Collection entries:
= = = = =
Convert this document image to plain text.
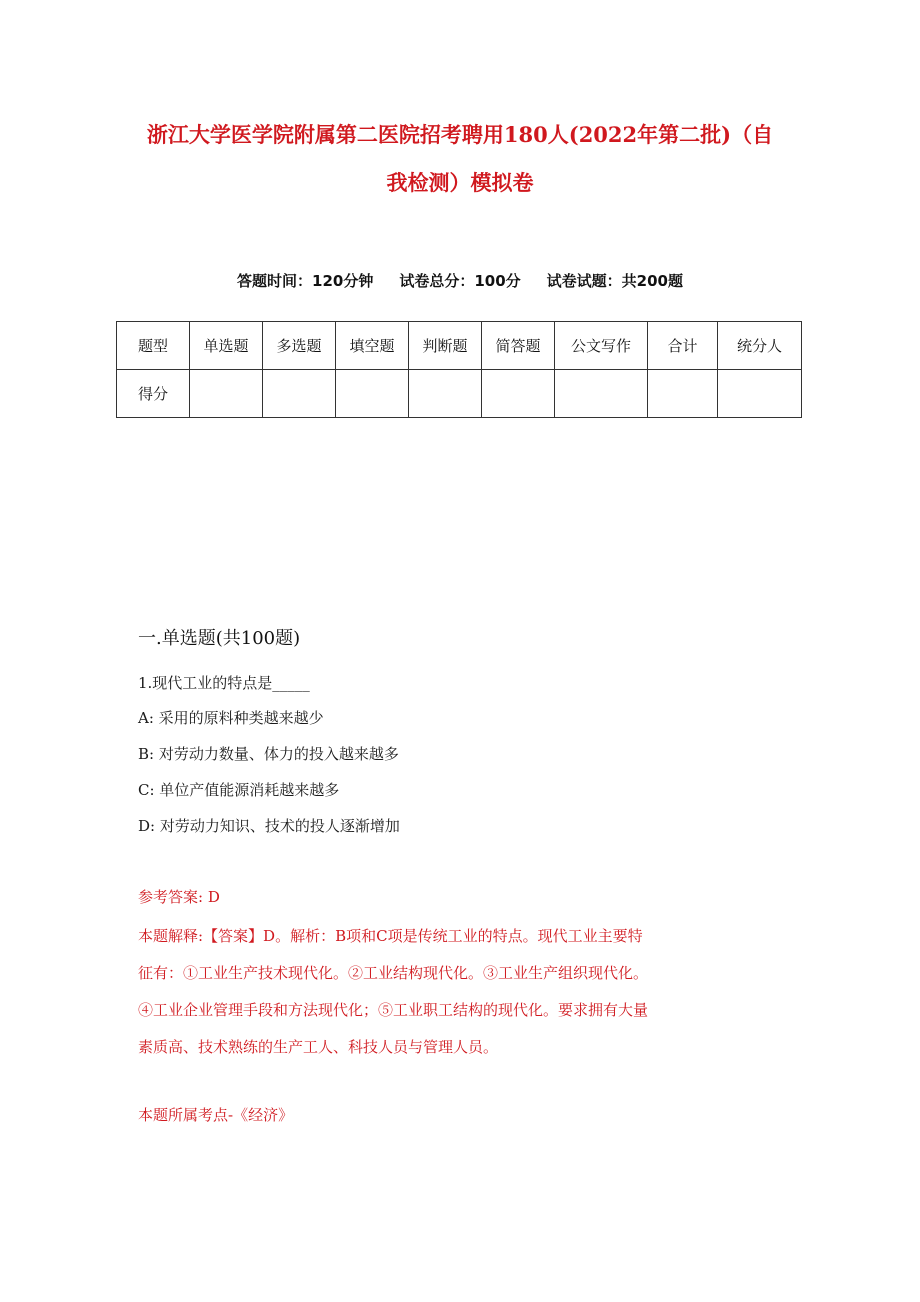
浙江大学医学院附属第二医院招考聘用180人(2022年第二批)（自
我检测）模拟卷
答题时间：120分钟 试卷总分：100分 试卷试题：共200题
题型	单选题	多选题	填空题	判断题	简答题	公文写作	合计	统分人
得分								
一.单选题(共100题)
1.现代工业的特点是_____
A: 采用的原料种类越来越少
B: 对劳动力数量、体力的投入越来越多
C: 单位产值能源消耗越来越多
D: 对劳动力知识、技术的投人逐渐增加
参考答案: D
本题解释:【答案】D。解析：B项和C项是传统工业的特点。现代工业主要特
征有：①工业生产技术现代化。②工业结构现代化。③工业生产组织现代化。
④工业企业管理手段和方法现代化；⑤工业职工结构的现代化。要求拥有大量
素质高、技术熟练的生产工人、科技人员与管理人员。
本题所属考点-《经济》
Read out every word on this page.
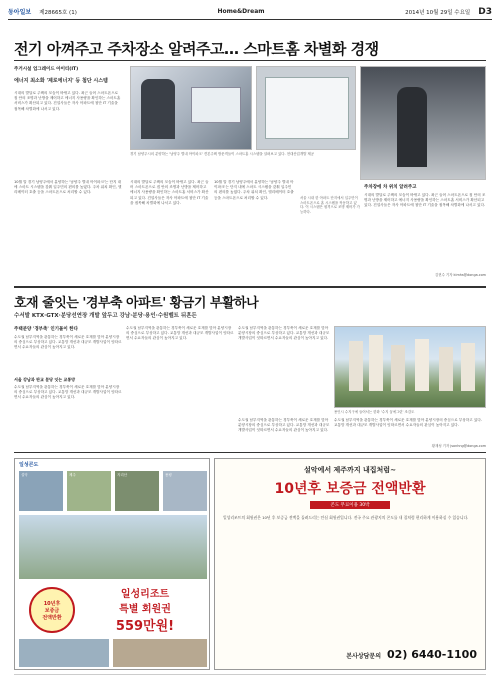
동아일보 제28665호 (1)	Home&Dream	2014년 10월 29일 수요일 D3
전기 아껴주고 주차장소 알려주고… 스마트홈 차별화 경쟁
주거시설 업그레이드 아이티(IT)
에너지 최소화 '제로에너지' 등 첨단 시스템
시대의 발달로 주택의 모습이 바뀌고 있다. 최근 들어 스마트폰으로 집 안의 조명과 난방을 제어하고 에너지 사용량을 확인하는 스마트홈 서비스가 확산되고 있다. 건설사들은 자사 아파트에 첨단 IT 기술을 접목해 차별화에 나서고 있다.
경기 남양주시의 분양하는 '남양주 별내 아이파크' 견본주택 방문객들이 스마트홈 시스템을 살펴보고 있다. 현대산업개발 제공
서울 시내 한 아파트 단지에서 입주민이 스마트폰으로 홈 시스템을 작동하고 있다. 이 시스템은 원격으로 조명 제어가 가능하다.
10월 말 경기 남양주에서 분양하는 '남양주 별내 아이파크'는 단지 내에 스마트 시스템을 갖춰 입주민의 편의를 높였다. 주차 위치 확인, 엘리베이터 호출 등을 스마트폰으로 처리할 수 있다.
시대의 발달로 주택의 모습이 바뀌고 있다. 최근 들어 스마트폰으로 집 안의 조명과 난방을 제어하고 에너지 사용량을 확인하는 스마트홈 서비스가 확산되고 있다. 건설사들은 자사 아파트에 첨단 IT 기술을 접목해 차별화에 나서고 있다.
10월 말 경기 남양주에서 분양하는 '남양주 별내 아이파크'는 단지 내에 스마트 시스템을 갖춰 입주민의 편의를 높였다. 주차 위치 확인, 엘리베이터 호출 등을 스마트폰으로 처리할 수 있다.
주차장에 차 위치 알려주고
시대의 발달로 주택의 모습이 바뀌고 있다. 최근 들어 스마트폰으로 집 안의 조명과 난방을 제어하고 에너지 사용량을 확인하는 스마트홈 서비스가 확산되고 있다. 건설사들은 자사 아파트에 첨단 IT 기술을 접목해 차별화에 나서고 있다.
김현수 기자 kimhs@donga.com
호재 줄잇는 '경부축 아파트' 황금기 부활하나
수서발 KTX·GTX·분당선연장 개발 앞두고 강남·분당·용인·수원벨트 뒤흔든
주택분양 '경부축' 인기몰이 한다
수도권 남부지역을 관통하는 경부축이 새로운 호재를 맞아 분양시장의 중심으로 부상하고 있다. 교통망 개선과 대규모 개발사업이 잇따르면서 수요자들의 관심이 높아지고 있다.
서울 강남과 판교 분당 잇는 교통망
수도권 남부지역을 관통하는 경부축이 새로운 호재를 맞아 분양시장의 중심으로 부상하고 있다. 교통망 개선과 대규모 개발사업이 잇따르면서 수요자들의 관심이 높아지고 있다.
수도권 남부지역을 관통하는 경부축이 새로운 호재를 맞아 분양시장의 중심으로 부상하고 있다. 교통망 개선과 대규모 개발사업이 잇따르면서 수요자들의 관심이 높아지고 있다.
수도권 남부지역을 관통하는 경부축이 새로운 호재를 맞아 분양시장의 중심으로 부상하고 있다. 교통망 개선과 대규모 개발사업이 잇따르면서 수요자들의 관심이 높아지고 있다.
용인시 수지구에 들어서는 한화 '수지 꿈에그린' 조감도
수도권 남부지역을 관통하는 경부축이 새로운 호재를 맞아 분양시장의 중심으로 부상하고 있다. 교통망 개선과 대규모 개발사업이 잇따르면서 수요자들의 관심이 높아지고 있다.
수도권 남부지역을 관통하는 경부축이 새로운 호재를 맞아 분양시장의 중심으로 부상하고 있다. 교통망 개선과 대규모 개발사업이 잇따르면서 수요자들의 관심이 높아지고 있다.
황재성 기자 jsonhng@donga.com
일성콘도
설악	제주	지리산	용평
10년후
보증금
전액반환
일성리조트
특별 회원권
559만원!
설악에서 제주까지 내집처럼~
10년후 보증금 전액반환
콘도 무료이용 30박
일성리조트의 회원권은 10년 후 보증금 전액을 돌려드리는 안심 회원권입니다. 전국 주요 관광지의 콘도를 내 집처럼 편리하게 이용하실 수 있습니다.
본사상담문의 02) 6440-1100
= = = = =
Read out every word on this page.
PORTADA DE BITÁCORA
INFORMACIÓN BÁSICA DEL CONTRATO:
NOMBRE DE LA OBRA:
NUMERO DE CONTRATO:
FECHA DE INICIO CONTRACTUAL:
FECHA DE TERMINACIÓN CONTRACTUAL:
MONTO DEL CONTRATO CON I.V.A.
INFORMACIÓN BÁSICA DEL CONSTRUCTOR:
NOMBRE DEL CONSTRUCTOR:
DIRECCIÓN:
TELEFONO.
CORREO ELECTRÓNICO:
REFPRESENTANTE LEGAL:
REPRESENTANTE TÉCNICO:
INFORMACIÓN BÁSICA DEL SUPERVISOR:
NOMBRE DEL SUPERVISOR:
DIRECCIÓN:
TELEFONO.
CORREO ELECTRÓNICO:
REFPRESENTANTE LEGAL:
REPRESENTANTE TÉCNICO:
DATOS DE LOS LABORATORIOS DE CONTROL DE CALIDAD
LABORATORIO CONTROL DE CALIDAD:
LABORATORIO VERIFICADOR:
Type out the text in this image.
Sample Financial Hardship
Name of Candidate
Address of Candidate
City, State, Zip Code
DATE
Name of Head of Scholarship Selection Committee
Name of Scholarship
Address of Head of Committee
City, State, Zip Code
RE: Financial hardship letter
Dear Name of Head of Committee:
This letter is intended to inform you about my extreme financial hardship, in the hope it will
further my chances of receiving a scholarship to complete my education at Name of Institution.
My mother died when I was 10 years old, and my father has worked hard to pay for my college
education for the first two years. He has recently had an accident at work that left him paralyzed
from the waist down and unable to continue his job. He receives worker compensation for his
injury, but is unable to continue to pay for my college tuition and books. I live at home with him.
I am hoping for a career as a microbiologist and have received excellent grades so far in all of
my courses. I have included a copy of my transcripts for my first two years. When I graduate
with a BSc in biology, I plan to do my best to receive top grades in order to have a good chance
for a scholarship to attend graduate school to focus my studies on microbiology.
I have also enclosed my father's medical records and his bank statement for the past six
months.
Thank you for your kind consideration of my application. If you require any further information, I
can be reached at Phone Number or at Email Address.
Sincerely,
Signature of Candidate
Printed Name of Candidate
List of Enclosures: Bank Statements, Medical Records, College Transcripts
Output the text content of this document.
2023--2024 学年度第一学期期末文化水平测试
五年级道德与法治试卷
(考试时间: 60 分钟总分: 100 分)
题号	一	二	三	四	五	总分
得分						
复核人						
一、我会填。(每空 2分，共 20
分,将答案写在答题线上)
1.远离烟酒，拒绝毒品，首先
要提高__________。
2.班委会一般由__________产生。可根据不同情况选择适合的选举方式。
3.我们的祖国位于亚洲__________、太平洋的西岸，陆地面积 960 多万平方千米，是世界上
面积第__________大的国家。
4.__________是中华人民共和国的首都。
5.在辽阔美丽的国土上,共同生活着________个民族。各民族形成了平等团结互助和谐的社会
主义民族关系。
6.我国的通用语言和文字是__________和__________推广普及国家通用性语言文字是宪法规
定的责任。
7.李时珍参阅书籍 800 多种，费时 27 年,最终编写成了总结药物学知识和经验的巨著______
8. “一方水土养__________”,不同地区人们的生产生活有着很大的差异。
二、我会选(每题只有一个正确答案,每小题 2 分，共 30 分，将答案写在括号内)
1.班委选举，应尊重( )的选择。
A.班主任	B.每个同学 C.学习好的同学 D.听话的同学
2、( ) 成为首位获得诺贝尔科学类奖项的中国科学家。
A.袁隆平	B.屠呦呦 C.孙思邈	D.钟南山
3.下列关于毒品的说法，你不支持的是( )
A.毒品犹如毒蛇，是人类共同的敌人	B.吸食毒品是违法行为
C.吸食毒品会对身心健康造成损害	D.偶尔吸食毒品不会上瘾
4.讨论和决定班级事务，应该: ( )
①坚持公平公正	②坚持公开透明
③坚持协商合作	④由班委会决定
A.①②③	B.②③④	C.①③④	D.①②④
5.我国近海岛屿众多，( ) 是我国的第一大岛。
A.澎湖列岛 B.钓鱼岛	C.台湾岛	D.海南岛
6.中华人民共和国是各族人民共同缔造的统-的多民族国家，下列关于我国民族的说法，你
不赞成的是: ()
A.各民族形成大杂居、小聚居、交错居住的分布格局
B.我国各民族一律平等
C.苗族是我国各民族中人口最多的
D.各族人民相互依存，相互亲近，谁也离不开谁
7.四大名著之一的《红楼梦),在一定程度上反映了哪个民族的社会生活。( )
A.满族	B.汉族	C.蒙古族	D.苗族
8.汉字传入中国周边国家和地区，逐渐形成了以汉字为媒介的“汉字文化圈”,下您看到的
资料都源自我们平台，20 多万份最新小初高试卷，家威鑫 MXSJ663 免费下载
= = = = =
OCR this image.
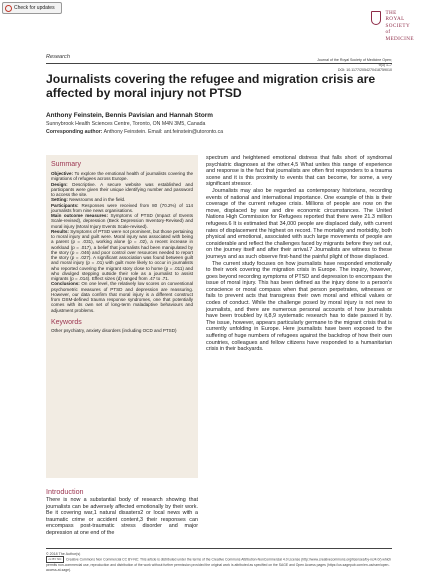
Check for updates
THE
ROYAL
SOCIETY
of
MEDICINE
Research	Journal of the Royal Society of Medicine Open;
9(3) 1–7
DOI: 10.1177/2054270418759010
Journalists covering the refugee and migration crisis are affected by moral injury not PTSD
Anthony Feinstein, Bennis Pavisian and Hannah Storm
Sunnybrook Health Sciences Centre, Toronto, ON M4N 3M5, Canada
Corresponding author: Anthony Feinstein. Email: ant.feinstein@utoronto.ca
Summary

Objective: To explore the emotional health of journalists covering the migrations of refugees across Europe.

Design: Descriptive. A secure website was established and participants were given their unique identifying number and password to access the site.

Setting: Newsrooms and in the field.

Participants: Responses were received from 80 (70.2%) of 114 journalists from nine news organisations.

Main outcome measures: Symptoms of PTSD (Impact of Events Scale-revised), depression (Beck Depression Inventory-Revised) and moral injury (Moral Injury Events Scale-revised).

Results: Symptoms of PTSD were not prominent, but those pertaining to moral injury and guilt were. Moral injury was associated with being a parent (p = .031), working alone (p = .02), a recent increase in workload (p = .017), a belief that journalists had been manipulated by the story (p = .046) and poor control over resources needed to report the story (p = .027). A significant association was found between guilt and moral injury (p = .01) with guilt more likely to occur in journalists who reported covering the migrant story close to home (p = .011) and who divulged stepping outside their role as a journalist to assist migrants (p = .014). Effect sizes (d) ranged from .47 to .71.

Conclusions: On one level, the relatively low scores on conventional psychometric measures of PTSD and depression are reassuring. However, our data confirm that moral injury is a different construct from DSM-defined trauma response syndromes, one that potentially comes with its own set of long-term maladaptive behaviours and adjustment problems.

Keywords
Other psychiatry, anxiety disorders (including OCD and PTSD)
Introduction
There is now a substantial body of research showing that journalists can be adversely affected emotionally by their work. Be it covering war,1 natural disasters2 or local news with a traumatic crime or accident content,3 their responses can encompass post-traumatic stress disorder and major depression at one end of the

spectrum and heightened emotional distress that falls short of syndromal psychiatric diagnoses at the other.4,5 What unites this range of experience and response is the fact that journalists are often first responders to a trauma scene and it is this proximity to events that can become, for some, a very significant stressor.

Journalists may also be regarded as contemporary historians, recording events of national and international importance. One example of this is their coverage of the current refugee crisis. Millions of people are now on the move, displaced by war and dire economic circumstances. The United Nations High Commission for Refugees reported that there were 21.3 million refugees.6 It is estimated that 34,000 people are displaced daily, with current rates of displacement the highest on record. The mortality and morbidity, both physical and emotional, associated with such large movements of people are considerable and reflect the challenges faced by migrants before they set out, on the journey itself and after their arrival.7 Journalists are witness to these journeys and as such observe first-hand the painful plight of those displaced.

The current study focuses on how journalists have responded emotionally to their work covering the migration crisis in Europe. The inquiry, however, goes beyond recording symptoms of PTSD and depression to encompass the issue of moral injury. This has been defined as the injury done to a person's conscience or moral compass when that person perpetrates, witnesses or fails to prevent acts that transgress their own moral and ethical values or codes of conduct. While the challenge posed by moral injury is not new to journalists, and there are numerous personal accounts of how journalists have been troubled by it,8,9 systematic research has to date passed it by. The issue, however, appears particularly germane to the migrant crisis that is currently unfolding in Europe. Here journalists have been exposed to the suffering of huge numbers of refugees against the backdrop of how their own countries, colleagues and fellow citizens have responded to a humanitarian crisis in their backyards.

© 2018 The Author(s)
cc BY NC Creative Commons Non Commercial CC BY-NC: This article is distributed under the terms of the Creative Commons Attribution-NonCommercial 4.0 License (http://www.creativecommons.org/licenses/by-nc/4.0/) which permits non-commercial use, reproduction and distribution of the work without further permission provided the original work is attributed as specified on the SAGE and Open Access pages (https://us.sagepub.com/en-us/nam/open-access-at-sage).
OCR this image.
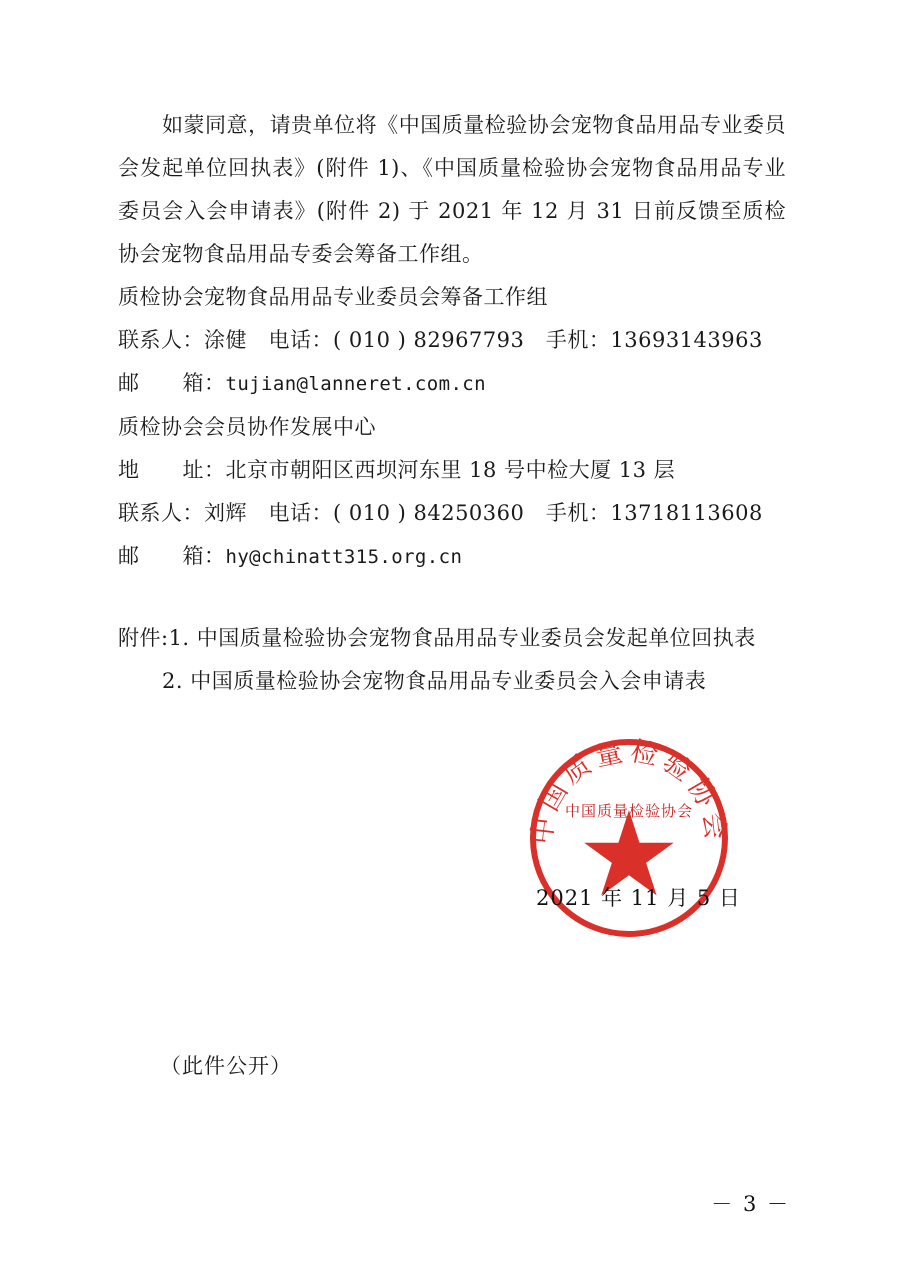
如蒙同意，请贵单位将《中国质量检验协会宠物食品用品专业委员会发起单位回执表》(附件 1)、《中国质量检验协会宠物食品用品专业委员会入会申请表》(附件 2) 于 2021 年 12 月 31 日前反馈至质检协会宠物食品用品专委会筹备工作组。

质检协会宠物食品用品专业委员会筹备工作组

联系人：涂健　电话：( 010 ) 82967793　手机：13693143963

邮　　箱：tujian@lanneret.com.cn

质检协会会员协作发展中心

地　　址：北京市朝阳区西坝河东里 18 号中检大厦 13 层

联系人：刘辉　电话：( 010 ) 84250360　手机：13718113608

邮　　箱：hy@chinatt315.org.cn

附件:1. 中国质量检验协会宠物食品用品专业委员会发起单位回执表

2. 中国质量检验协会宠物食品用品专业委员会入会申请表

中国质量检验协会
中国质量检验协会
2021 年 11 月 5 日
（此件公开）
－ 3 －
= = = = =
### [WORK INSTRUCTIONS]
Lines of the listing that contain the word "text" are to be counted; report only their number.

### [TASK RESULT]
3